*DESCRIPTION OF THE TASK*
Within the listing below, locate all lines containing the word "using". Copy each one.
START SOURCE MATERIAL
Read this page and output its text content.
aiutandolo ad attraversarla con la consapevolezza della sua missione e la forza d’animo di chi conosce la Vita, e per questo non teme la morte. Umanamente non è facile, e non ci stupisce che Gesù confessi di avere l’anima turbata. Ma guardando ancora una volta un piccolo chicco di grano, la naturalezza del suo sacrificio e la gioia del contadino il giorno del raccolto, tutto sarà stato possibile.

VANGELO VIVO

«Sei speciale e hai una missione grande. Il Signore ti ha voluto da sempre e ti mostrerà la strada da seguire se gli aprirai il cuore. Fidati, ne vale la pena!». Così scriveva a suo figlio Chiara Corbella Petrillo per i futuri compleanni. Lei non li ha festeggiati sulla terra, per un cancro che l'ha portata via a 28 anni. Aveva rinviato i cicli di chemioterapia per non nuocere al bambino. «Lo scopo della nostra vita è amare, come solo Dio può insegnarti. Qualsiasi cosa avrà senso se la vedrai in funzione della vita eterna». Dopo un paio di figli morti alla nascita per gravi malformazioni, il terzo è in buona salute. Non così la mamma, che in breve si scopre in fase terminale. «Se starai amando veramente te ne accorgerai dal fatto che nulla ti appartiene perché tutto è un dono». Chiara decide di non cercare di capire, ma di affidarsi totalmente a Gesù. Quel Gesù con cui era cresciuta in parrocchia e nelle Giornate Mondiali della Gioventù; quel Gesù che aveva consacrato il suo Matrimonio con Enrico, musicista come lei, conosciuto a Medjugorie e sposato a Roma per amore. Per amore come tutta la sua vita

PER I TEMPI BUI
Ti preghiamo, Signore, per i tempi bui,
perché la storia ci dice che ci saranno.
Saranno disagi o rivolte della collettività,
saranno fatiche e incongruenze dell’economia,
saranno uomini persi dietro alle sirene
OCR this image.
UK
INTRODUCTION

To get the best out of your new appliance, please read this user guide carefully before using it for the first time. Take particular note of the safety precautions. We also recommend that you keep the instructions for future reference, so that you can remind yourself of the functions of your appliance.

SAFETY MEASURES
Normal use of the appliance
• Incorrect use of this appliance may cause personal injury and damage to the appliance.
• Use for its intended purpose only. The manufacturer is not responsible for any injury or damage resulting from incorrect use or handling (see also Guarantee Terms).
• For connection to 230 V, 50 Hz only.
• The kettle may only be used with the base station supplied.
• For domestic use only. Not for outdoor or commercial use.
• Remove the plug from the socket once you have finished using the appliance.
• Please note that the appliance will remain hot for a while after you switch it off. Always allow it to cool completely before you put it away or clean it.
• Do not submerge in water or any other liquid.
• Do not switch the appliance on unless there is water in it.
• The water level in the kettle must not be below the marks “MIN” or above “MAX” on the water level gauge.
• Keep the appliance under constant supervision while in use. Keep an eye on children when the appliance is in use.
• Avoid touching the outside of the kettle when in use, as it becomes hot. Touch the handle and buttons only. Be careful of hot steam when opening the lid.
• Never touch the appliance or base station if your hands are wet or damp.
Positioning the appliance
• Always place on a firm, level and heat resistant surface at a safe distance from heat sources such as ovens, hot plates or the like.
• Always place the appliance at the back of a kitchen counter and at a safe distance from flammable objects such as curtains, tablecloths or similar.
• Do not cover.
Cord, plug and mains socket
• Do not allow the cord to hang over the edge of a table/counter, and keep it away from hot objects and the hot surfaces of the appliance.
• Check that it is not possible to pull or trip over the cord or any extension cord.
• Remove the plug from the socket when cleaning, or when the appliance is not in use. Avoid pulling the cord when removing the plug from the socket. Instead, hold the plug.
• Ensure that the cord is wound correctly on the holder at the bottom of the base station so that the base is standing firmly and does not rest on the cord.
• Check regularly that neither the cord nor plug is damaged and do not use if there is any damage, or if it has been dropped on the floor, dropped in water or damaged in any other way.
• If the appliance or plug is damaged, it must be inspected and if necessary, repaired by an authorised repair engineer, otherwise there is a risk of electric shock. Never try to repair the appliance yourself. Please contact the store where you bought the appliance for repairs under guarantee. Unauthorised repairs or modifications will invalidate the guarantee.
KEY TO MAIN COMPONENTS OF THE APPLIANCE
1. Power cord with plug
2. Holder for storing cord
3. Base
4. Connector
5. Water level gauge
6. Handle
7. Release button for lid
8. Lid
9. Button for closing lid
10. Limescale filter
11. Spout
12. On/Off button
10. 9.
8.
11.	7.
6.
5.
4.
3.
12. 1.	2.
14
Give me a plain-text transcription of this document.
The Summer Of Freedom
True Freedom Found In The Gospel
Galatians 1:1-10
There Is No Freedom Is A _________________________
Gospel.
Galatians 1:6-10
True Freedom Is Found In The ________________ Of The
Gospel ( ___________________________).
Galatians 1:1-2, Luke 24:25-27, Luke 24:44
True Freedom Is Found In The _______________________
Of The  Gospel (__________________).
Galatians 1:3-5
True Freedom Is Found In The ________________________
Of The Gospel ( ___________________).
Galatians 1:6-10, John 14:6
END SOURCE MATERIAL
*RESPONSE TO THIS EXERCISE*
To get the best out of your new appliance, please read this user guide carefully before using it for the first time. Take particular note of the safety precautions. We also recommend that you keep the instructions for future reference, so that you can remind yourself of the functions of your appliance.
• Remove the plug from the socket once you have finished using the appliance.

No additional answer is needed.